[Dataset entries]
------------------------------
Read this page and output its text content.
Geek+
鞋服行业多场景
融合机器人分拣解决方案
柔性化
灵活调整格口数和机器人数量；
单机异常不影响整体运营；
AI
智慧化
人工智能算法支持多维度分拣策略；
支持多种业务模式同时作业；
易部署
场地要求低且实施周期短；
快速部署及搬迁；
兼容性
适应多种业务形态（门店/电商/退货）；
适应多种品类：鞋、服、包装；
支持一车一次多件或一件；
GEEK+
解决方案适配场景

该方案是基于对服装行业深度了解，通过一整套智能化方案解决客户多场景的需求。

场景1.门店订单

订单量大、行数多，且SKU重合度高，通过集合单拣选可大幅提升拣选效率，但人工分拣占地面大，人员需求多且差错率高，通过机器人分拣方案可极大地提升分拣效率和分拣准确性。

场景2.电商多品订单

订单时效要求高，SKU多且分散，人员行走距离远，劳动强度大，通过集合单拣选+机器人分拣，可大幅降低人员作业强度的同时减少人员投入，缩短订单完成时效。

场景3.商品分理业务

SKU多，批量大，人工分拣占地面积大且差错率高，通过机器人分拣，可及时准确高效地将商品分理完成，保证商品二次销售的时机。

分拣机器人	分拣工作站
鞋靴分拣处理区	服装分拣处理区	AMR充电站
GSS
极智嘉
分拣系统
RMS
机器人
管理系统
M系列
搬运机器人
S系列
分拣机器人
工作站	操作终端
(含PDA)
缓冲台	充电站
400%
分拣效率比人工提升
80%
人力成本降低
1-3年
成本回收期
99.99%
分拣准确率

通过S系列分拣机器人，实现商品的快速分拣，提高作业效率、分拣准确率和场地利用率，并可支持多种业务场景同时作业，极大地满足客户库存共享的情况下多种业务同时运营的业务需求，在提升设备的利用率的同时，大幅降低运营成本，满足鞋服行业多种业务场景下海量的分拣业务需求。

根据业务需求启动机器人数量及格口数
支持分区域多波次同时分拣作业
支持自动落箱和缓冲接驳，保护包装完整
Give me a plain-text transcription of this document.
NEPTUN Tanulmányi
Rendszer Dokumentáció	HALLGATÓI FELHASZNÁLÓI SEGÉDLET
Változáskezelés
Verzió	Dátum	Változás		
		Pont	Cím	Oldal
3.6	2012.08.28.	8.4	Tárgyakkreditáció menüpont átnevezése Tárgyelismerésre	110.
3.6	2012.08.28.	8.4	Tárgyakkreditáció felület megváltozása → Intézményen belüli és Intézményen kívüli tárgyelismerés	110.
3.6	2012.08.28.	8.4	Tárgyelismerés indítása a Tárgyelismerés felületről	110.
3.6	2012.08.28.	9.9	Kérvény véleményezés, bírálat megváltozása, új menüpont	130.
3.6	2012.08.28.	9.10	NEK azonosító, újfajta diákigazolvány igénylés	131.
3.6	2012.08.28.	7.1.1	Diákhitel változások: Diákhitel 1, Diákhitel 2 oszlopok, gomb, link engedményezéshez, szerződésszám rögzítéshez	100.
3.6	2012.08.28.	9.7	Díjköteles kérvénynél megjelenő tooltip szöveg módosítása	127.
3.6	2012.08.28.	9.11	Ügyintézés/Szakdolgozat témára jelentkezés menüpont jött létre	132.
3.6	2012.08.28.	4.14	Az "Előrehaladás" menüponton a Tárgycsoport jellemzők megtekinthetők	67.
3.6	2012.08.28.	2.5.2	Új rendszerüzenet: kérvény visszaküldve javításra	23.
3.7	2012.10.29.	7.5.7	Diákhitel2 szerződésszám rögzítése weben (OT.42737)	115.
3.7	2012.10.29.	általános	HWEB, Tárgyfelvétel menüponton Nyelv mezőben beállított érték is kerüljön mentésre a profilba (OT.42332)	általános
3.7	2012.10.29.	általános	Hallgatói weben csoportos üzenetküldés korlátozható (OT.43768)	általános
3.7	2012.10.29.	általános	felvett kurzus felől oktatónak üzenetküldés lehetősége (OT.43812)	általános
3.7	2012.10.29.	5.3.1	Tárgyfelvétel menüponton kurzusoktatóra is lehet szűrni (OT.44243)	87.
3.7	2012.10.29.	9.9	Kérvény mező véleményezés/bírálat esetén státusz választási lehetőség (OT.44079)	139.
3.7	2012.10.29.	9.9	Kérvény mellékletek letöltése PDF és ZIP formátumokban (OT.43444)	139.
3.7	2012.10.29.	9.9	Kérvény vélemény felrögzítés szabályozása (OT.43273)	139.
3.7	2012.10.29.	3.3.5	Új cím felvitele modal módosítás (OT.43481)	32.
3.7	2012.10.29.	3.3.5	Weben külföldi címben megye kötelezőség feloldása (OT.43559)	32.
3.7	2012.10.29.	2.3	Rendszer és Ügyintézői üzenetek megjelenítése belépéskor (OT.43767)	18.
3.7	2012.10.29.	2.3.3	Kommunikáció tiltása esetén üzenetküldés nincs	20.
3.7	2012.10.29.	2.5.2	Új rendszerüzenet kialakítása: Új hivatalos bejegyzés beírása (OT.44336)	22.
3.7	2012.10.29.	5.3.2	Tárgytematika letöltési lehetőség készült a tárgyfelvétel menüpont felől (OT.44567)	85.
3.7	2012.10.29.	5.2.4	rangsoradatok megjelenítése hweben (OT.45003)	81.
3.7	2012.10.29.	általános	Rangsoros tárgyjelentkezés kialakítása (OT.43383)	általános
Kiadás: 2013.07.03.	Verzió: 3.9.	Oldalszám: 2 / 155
------------------------------
Pick out the lines that have the word "text". Copy them all.

Read this page and output its text content.
Give me a plain-text transcription of this document.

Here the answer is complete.